And even if it were a £5 Temu mat, it’s still not right to mistreat it or hand it back in poor condition with bits missing.

So well put OP, I agree with you so much. The mat looks lovely and if I’d known it existed this time last year when I was pregnant, I definitely would’ve got one! I also would much rather have this than an expensive hand bag!

Calliopespa · 12/03/2026 09:24

AutumnLover1990 · 12/03/2026 08:52

I'm glad you sent the message. Trouble is the stain will be set now. She should have spoken to you when it happened.

Re the stain op, could you cover with a patch - perhaps some crinkly fabric or something else that fits the sensory theme of the mat and make it yet another exploratory feature? You could even do several such patches to make it look less of a one-off.

I realise this is a pain but at least you might be able to feel you have "bespoked it" for baby 2!

Beenthroughit · 12/03/2026 09:35

OldPossumsPracticalCats · 12/03/2026 07:04

A £20 one from Argos won’t do the same thing. This one is so well designed and it grows with the baby over the first year. There are so many parts to it and ways to play with it. If other people don’t see the case that’s fine but I do and a generic playmat isn’t remotely the same. And people keep saying babies wreck things but mine didn’t and my biggest issue is the missing parts which the baby wouldn’t have done.

Babies don't wreck things if you keep an eye on them and don't let them on it until they have had their hands and face cleaned after eating, or you don't let them lie in it without a nappy. For sure a baby won't have taken and hidden the instruction book. Yes a baby could posset on it or the nappy could leak, but you would surely clean it for your own baby's sake, nobody would want their baby to play lying on poo or puke. Sunlight gets rid of poo stains if ordinary washing doesn't.
My daughter has been given a (much cheaper) baby gym which her baby loves, and uses a lot. Her friend has twins and then a singleton. It was in great condition and still is. When her baby finishes with it she'll be able to pass it on to someone else.

▶ **Data extract**
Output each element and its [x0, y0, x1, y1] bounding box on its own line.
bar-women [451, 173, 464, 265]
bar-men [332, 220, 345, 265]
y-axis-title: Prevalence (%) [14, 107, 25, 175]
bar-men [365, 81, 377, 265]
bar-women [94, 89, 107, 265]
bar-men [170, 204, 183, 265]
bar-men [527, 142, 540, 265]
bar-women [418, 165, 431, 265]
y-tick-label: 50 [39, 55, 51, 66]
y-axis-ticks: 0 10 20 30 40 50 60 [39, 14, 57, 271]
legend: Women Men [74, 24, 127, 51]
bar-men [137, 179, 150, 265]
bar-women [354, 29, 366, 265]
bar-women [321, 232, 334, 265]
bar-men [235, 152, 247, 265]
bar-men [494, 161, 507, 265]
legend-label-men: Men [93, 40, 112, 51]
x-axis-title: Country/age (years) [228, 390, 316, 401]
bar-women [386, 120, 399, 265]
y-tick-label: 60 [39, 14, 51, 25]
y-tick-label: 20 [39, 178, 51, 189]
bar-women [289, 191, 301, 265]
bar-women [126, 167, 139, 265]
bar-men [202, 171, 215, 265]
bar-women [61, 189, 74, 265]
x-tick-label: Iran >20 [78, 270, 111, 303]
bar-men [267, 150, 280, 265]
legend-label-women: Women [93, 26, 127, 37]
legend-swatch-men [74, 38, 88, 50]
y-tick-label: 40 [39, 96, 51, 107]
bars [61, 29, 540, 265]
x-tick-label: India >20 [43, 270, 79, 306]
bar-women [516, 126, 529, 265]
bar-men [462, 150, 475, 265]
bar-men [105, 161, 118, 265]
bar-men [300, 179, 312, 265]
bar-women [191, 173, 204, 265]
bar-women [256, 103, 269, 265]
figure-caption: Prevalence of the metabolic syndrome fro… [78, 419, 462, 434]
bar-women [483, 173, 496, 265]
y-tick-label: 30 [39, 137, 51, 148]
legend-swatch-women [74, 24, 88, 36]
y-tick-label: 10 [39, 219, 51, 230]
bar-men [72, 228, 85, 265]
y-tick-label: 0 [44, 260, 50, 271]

▶ **Tasks to carry out**
1. Answer these questions from the playmat thread:
(a) What price is given for the Temu mat?
(b) How much does the Argos playmat cost?
(c) What gets rid of poo stains if ordinary washing doesn't?
2. Quote the passage of the playmat thread that begins at the words "AutumnLover1990 · 12/03/2026" and ends after the words "when it happened.".

▶ **Solutions**
1.
(a) £5
(b) £20
(c) Sunlight

2.
AutumnLover1990 · 12/03/2026 08:52

I'm glad you sent the message. Trouble is the stain will be set now. She should have spoken to you when it happened.